#### [OBJECTIVE]
Note each line that includes the word "structured". Copy those lines.

--

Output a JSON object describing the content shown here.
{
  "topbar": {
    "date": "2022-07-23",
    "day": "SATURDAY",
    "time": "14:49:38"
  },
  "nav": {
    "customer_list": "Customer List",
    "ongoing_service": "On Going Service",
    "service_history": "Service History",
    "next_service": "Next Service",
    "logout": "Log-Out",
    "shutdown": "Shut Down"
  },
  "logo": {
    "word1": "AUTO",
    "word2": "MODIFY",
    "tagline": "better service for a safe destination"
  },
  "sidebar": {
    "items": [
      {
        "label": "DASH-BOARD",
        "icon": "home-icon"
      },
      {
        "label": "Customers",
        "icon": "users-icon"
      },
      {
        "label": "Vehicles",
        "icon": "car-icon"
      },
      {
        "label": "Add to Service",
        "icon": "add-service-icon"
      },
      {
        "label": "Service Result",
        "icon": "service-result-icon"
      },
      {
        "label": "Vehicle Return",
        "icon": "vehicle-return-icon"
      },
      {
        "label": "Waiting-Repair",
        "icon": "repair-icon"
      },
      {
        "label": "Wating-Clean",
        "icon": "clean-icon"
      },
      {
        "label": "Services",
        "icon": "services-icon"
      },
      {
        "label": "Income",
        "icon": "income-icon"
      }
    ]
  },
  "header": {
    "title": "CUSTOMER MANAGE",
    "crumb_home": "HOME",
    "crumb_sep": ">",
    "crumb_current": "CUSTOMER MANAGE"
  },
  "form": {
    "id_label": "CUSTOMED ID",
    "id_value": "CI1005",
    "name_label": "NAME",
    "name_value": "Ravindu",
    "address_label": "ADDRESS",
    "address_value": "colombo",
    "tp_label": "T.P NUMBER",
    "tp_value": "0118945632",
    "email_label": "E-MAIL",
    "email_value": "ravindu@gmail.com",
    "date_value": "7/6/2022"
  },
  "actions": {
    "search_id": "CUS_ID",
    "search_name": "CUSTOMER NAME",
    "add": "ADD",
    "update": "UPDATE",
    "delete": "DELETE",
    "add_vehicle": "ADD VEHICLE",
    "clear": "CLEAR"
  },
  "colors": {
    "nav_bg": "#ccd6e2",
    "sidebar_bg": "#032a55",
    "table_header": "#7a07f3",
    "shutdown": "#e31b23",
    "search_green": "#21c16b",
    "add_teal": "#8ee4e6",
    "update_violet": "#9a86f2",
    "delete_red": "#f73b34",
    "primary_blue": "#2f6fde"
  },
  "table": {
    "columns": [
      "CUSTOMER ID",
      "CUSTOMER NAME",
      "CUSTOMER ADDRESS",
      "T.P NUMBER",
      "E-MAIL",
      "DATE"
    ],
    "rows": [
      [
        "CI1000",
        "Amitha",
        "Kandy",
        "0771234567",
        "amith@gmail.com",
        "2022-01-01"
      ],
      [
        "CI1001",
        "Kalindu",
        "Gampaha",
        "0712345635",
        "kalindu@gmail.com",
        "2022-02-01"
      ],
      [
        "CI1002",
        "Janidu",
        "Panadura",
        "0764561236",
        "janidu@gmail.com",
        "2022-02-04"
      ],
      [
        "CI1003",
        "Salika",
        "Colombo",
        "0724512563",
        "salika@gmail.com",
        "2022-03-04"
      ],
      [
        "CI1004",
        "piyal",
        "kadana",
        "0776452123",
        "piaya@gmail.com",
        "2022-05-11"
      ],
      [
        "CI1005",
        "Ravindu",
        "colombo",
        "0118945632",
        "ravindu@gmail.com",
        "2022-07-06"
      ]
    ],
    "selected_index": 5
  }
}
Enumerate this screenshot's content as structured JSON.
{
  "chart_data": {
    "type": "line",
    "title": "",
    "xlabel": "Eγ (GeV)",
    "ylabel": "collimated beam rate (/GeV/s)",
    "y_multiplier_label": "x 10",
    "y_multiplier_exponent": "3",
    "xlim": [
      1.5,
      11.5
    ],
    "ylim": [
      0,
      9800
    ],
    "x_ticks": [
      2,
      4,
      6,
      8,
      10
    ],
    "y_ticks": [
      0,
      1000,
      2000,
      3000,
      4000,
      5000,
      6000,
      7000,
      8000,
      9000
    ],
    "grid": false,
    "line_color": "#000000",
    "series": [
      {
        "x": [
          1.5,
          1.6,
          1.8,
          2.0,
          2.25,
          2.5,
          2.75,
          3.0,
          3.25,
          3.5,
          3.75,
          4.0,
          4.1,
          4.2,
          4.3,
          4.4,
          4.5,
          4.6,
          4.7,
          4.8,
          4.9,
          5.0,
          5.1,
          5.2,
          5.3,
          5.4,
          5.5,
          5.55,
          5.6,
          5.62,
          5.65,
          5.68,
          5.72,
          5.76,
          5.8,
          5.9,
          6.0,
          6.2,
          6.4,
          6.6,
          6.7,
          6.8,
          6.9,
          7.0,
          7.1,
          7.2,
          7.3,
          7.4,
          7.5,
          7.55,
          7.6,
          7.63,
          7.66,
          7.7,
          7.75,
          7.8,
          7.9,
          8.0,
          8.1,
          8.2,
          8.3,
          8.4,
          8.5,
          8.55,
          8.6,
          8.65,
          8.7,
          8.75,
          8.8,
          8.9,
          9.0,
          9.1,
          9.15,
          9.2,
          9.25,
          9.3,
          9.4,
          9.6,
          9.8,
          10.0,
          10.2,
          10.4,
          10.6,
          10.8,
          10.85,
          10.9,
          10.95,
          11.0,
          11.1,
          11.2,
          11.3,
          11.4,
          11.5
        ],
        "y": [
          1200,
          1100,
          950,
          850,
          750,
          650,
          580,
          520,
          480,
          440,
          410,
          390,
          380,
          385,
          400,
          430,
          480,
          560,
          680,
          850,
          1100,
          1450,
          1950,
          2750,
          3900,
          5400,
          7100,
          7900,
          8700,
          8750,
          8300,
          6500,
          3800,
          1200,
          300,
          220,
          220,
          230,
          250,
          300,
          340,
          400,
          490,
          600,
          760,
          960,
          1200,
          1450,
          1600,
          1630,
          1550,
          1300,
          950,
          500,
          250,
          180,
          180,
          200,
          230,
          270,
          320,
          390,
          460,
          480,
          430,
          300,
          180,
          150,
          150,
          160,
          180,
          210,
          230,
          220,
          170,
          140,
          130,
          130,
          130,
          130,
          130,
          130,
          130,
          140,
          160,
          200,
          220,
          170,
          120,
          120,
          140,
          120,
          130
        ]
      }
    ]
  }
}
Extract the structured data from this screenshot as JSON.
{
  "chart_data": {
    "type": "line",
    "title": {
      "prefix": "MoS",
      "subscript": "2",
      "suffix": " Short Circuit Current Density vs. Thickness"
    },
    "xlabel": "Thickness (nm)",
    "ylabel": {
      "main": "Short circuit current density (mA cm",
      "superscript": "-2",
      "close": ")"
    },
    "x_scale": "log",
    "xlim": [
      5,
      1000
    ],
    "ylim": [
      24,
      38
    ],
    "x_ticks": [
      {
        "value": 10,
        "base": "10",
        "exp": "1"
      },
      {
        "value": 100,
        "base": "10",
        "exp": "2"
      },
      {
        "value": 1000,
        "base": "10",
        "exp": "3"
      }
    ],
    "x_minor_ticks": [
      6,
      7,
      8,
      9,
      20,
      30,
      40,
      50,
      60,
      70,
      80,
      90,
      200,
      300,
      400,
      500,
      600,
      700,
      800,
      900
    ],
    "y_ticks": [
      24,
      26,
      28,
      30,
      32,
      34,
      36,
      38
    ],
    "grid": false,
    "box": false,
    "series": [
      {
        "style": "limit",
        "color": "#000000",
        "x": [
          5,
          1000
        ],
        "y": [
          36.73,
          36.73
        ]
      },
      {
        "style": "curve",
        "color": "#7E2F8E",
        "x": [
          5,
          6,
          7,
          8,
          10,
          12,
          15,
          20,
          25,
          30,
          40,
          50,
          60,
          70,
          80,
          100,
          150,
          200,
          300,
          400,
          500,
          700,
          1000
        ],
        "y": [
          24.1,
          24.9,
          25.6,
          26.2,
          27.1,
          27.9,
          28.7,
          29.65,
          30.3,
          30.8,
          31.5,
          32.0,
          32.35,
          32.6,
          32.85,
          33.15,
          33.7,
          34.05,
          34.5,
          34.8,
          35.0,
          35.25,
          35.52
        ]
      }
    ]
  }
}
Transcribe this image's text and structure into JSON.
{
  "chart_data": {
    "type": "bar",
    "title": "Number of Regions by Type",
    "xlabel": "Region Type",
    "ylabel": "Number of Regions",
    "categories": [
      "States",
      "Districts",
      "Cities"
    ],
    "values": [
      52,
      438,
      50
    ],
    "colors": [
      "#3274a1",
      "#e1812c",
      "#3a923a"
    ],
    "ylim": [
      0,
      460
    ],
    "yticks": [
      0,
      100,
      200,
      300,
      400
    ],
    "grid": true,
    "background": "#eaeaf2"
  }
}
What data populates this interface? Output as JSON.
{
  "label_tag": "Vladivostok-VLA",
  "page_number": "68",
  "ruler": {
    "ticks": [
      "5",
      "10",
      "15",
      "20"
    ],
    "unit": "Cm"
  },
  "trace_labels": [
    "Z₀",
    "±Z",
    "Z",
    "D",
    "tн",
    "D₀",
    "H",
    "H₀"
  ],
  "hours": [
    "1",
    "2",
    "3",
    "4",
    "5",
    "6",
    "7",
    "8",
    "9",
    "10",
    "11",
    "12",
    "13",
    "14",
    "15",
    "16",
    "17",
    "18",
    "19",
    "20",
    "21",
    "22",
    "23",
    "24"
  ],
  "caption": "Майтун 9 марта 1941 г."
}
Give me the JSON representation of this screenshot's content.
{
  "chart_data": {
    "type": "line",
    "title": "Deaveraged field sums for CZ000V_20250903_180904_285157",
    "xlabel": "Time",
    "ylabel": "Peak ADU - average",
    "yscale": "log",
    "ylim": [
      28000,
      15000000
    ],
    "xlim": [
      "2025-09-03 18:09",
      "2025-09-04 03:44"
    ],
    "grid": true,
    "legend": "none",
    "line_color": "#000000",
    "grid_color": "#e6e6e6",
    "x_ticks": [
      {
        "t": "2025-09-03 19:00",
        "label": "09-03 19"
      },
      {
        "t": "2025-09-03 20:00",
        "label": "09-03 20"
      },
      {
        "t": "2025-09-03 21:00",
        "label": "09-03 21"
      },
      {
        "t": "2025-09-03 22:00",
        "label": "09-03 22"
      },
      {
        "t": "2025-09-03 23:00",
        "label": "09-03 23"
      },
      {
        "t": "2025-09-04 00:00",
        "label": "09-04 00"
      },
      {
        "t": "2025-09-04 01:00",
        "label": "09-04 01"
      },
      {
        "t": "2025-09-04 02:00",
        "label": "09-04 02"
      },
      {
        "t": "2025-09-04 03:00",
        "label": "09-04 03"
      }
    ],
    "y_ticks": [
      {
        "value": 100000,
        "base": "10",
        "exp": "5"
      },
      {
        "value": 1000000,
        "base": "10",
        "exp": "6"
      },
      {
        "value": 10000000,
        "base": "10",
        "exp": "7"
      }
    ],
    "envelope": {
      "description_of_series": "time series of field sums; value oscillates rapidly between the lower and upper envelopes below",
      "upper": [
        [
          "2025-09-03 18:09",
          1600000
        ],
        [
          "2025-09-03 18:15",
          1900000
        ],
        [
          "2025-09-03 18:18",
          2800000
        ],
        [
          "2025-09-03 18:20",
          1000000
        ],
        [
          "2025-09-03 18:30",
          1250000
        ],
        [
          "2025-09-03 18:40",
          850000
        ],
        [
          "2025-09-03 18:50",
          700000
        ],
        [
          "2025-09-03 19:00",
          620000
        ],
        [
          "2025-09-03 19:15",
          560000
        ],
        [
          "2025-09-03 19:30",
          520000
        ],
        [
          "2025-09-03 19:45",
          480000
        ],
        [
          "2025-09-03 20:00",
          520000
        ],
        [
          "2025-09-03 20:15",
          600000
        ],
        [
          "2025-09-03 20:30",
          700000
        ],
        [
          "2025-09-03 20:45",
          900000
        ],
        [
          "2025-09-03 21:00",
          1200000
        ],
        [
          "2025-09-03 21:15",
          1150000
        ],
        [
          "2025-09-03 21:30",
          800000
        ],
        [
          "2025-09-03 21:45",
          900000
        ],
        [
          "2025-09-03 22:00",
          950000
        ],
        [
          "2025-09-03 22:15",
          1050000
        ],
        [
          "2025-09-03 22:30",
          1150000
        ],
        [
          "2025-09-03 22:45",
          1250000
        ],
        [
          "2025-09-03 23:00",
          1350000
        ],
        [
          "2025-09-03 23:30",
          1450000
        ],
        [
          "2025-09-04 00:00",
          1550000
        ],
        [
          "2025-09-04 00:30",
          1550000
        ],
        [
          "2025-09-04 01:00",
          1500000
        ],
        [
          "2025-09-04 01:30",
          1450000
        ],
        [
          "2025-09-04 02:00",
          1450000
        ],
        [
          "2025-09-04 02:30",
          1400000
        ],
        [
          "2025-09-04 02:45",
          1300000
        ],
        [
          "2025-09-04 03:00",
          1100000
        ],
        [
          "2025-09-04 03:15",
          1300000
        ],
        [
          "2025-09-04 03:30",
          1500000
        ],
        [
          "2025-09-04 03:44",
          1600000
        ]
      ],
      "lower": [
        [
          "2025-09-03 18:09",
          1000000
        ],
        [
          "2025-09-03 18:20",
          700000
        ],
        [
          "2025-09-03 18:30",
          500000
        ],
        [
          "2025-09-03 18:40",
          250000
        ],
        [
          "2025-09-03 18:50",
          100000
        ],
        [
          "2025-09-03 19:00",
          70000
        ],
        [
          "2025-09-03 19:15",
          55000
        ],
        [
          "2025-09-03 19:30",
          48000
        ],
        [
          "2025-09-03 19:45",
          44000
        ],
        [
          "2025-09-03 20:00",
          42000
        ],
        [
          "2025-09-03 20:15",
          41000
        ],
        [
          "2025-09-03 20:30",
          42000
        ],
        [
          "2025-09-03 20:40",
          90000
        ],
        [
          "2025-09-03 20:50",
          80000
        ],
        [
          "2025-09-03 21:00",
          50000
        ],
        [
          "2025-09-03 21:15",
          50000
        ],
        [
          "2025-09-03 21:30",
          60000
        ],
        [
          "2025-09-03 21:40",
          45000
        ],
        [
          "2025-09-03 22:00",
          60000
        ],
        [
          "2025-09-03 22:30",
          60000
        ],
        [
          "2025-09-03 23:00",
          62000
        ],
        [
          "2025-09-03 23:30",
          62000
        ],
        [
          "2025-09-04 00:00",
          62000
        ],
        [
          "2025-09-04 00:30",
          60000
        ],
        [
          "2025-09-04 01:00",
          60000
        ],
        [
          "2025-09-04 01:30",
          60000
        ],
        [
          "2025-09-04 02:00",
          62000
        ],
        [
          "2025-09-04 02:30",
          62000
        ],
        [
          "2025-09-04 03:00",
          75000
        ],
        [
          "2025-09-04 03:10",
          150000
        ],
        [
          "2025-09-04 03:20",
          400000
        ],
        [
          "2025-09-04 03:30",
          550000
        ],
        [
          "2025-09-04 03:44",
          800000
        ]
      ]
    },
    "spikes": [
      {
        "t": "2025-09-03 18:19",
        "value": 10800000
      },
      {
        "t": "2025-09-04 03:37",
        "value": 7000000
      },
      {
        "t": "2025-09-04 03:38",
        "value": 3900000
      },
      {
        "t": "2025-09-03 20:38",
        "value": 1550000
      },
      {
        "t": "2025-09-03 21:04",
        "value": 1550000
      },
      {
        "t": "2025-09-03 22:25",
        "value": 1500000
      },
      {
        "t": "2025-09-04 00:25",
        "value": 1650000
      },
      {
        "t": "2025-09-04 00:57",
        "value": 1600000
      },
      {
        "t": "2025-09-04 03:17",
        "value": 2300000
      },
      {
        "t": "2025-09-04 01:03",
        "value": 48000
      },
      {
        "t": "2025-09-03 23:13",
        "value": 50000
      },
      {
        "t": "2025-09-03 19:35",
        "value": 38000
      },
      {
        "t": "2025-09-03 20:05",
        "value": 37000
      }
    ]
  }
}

--

#### [ANSWER FOR THIS EXERCISE]
Enumerate this screenshot's content as structured JSON.
Extract the structured data from this screenshot as JSON.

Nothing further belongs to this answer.